▸ Required task
Transcribe all the entries word for word, omitting any pictures they contain.
☆ ☆ ☆ ☆ ☆
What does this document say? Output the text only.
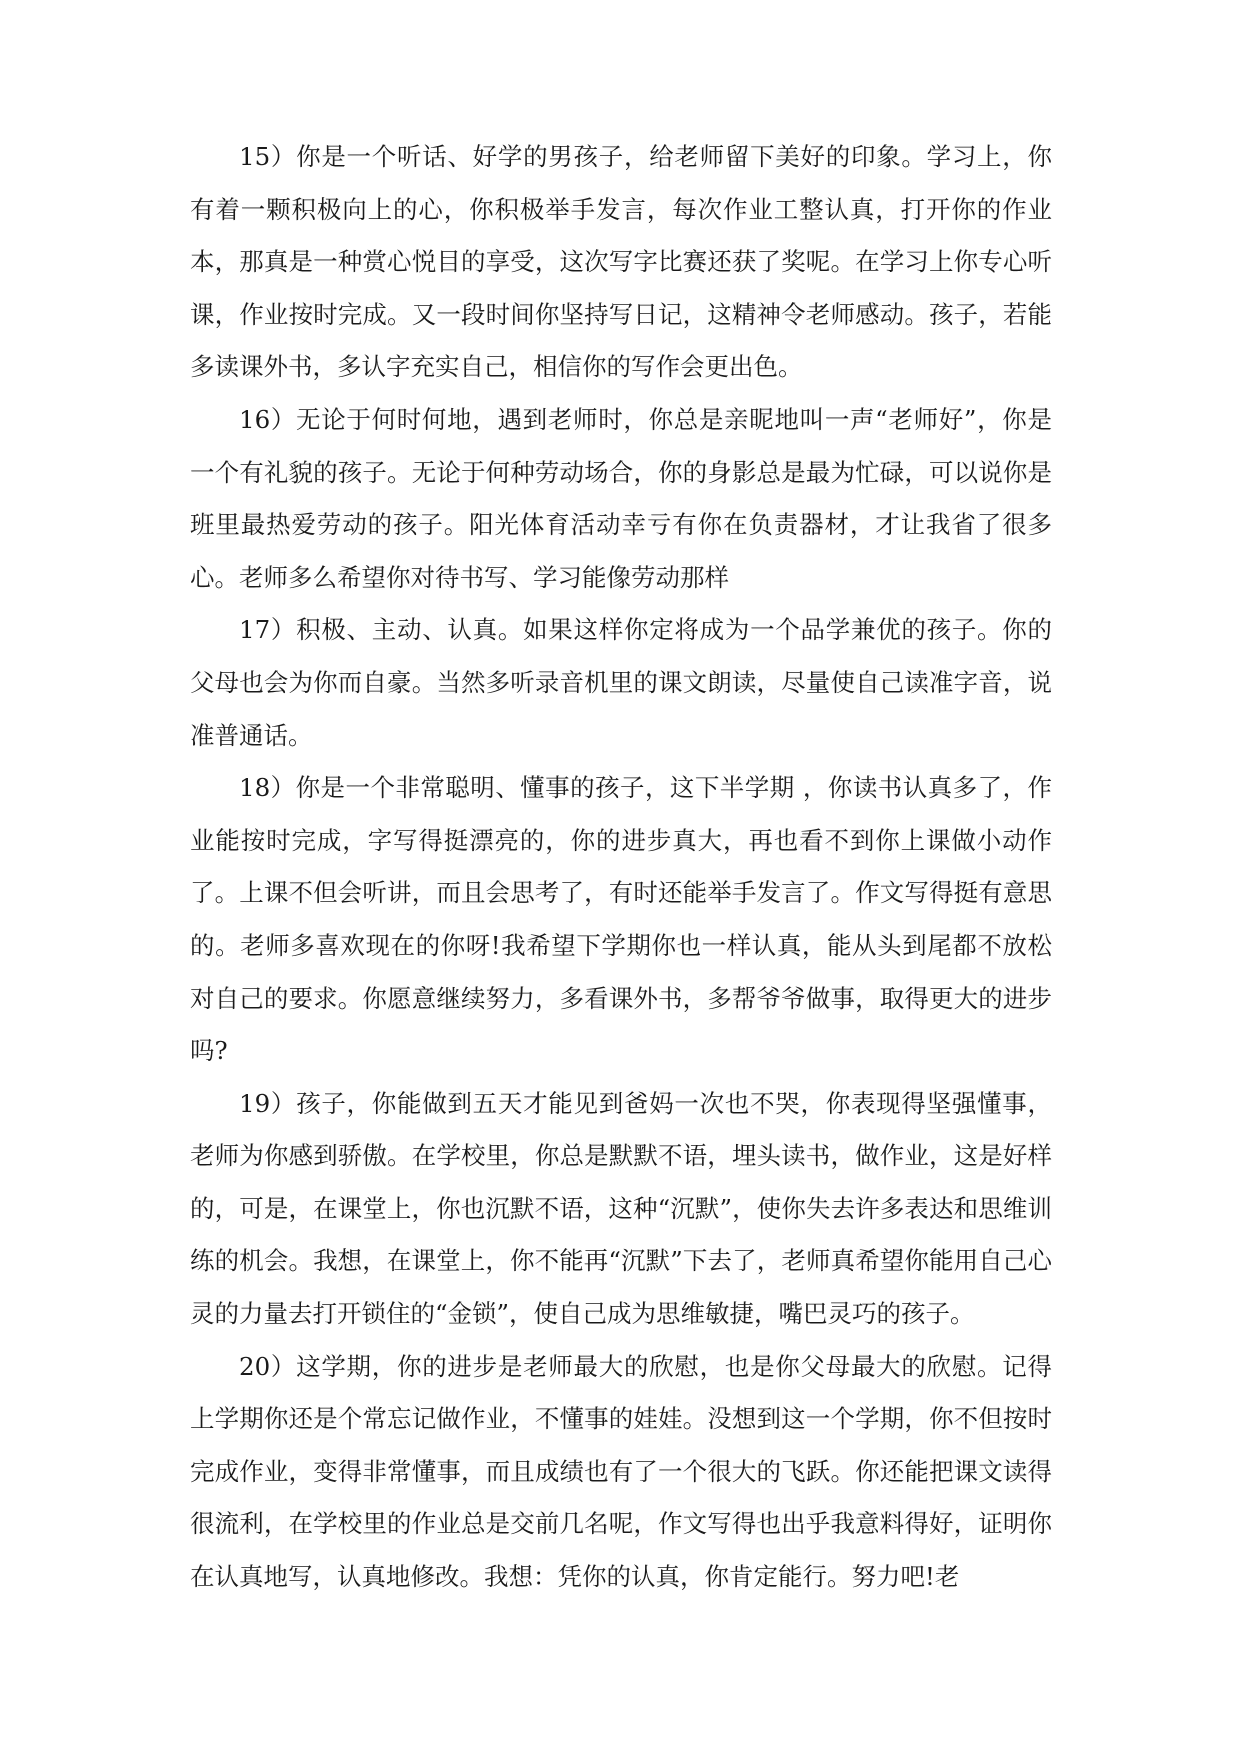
15）你是一个听话、好学的男孩子，给老师留下美好的印象。学习上，你有着一颗积极向上的心，你积极举手发言，每次作业工整认真，打开你的作业本，那真是一种赏心悦目的享受，这次写字比赛还获了奖呢。在学习上你专心听课，作业按时完成。又一段时间你坚持写日记，这精神令老师感动。孩子，若能多读课外书，多认字充实自己，相信你的写作会更出色。

16）无论于何时何地，遇到老师时，你总是亲昵地叫一声“老师好”，你是一个有礼貌的孩子。无论于何种劳动场合，你的身影总是最为忙碌，可以说你是班里最热爱劳动的孩子。阳光体育活动幸亏有你在负责器材，才让我省了很多心。老师多么希望你对待书写、学习能像劳动那样

17）积极、主动、认真。如果这样你定将成为一个品学兼优的孩子。你的父母也会为你而自豪。当然多听录音机里的课文朗读，尽量使自己读准字音，说准普通话。

18）你是一个非常聪明、懂事的孩子，这下半学期 ，你读书认真多了，作业能按时完成，字写得挺漂亮的，你的进步真大，再也看不到你上课做小动作了。上课不但会听讲，而且会思考了，有时还能举手发言了。作文写得挺有意思的。老师多喜欢现在的你呀!我希望下学期你也一样认真，能从头到尾都不放松对自己的要求。你愿意继续努力，多看课外书，多帮爷爷做事，取得更大的进步吗?

19）孩子，你能做到五天才能见到爸妈一次也不哭，你表现得坚强懂事，老师为你感到骄傲。在学校里，你总是默默不语，埋头读书，做作业，这是好样的，可是，在课堂上，你也沉默不语，这种“沉默”，使你失去许多表达和思维训练的机会。我想，在课堂上，你不能再“沉默”下去了，老师真希望你能用自己心灵的力量去打开锁住的“金锁”，使自己成为思维敏捷，嘴巴灵巧的孩子。

20）这学期，你的进步是老师最大的欣慰，也是你父母最大的欣慰。记得上学期你还是个常忘记做作业，不懂事的娃娃。没想到这一个学期，你不但按时完成作业，变得非常懂事，而且成绩也有了一个很大的飞跃。你还能把课文读得很流利，在学校里的作业总是交前几名呢，作文写得也出乎我意料得好，证明你在认真地写，认真地修改。我想：凭你的认真，你肯定能行。努力吧!老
☆ ☆ ☆ ☆ ☆
▸ Solution below
What does this document say? Output the text only.
15）你是一个听话、好学的男孩子，给老师留下美好的印象。学习上，你有着一颗积极向上的心，你积极举手发言，每次作业工整认真，打开你的作业本，那真是一种赏心悦目的享受，这次写字比赛还获了奖呢。在学习上你专心听课，作业按时完成。又一段时间你坚持写日记，这精神令老师感动。孩子，若能多读课外书，多认字充实自己，相信你的写作会更出色。

16）无论于何时何地，遇到老师时，你总是亲昵地叫一声“老师好”，你是一个有礼貌的孩子。无论于何种劳动场合，你的身影总是最为忙碌，可以说你是班里最热爱劳动的孩子。阳光体育活动幸亏有你在负责器材，才让我省了很多心。老师多么希望你对待书写、学习能像劳动那样

17）积极、主动、认真。如果这样你定将成为一个品学兼优的孩子。你的父母也会为你而自豪。当然多听录音机里的课文朗读，尽量使自己读准字音，说准普通话。

18）你是一个非常聪明、懂事的孩子，这下半学期 ，你读书认真多了，作业能按时完成，字写得挺漂亮的，你的进步真大，再也看不到你上课做小动作了。上课不但会听讲，而且会思考了，有时还能举手发言了。作文写得挺有意思的。老师多喜欢现在的你呀!我希望下学期你也一样认真，能从头到尾都不放松对自己的要求。你愿意继续努力，多看课外书，多帮爷爷做事，取得更大的进步吗?

19）孩子，你能做到五天才能见到爸妈一次也不哭，你表现得坚强懂事，老师为你感到骄傲。在学校里，你总是默默不语，埋头读书，做作业，这是好样的，可是，在课堂上，你也沉默不语，这种“沉默”，使你失去许多表达和思维训练的机会。我想，在课堂上，你不能再“沉默”下去了，老师真希望你能用自己心灵的力量去打开锁住的“金锁”，使自己成为思维敏捷，嘴巴灵巧的孩子。

20）这学期，你的进步是老师最大的欣慰，也是你父母最大的欣慰。记得上学期你还是个常忘记做作业，不懂事的娃娃。没想到这一个学期，你不但按时完成作业，变得非常懂事，而且成绩也有了一个很大的飞跃。你还能把课文读得很流利，在学校里的作业总是交前几名呢，作文写得也出乎我意料得好，证明你在认真地写，认真地修改。我想：凭你的认真，你肯定能行。努力吧!老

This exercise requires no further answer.